◆ Job
Reproduce the lines verbatim, starting with the line that contains "Find all labels, buttons, inputs, and" and going on through the line that contains "goals-unit2: You will", and omit the pictures from your answer.

#### Records supplied ####

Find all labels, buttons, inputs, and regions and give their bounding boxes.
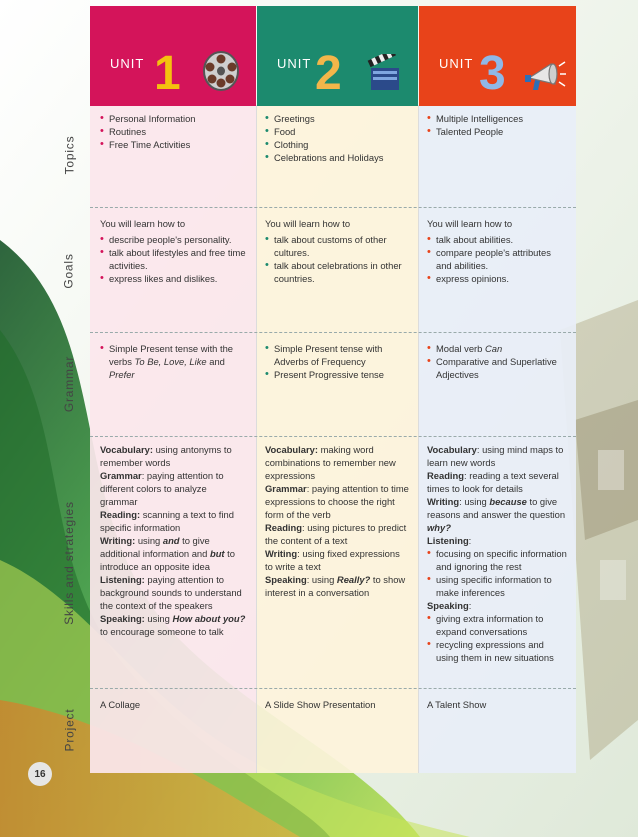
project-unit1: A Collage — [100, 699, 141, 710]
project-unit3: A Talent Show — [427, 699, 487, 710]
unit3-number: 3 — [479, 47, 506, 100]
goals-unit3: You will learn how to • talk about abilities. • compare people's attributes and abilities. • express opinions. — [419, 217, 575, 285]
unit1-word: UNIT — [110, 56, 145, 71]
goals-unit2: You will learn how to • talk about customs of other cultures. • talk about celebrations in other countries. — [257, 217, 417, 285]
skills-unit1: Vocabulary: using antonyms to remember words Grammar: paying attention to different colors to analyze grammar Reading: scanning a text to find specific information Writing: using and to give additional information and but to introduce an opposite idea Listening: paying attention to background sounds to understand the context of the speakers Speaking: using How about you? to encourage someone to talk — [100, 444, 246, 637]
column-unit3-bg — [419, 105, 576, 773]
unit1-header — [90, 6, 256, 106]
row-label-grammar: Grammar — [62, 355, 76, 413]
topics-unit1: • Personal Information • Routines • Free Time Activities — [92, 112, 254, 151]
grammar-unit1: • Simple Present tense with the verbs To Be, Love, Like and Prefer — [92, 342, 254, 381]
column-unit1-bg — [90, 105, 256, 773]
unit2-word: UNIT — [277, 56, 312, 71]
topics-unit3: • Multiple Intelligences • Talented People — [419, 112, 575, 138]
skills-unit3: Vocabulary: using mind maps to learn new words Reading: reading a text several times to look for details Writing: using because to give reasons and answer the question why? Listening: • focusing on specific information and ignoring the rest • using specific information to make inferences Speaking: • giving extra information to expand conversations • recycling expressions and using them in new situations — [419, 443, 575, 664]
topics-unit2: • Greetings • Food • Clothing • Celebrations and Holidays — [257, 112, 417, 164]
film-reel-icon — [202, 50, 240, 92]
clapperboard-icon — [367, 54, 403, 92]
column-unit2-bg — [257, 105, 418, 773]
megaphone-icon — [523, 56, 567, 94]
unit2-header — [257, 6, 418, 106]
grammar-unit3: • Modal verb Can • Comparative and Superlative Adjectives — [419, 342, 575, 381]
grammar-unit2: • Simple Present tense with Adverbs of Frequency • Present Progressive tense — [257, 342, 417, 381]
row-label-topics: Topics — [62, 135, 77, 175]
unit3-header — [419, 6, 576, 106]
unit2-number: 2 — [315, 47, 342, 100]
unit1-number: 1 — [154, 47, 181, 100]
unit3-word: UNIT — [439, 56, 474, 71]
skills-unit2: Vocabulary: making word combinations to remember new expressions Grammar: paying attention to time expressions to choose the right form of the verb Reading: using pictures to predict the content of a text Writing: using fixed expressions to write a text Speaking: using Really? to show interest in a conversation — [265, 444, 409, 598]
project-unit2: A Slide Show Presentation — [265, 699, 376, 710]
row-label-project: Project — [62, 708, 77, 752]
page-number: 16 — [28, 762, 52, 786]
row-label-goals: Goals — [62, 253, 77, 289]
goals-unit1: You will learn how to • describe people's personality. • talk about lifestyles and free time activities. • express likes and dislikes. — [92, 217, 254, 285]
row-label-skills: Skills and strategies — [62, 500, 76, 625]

####
#### Records supplied ####

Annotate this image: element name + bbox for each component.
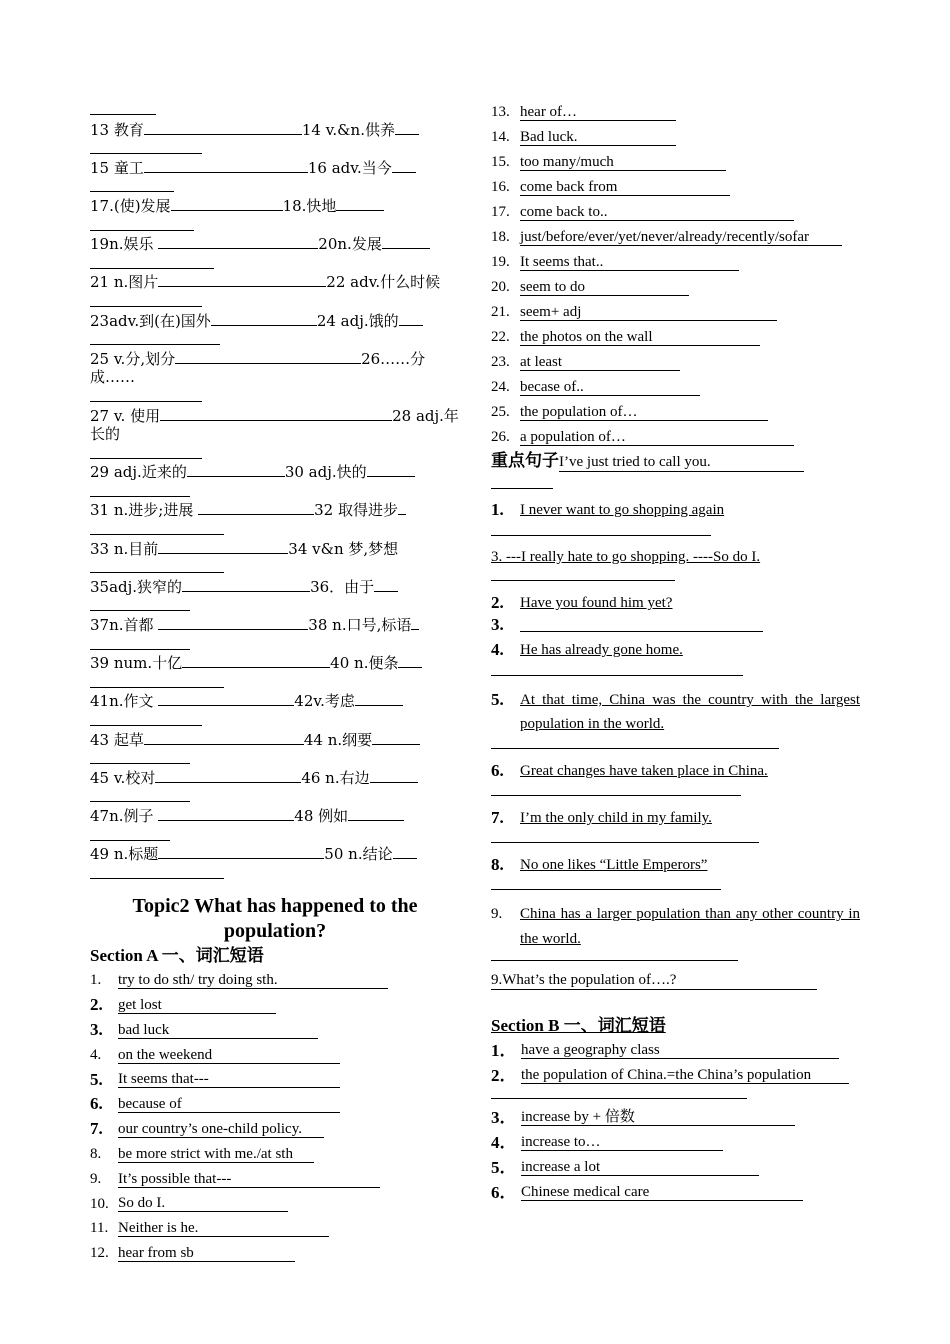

####

◆ Final answer
Find all labels, buttons, inputs, and regions and give their bounding boxes.
project-unit1: A Collage — [100, 699, 141, 710]
project-unit3: A Talent Show — [427, 699, 487, 710]
unit3-number: 3 — [479, 47, 506, 100]
goals-unit3: You will learn how to • talk about abilities. • compare people's attributes and abilities. • express opinions. — [419, 217, 575, 285]
unit1-word: UNIT — [110, 56, 145, 71]
goals-unit2: You will learn how to • talk about customs of other cultures. • talk about celebrations in other countries. — [257, 217, 417, 285]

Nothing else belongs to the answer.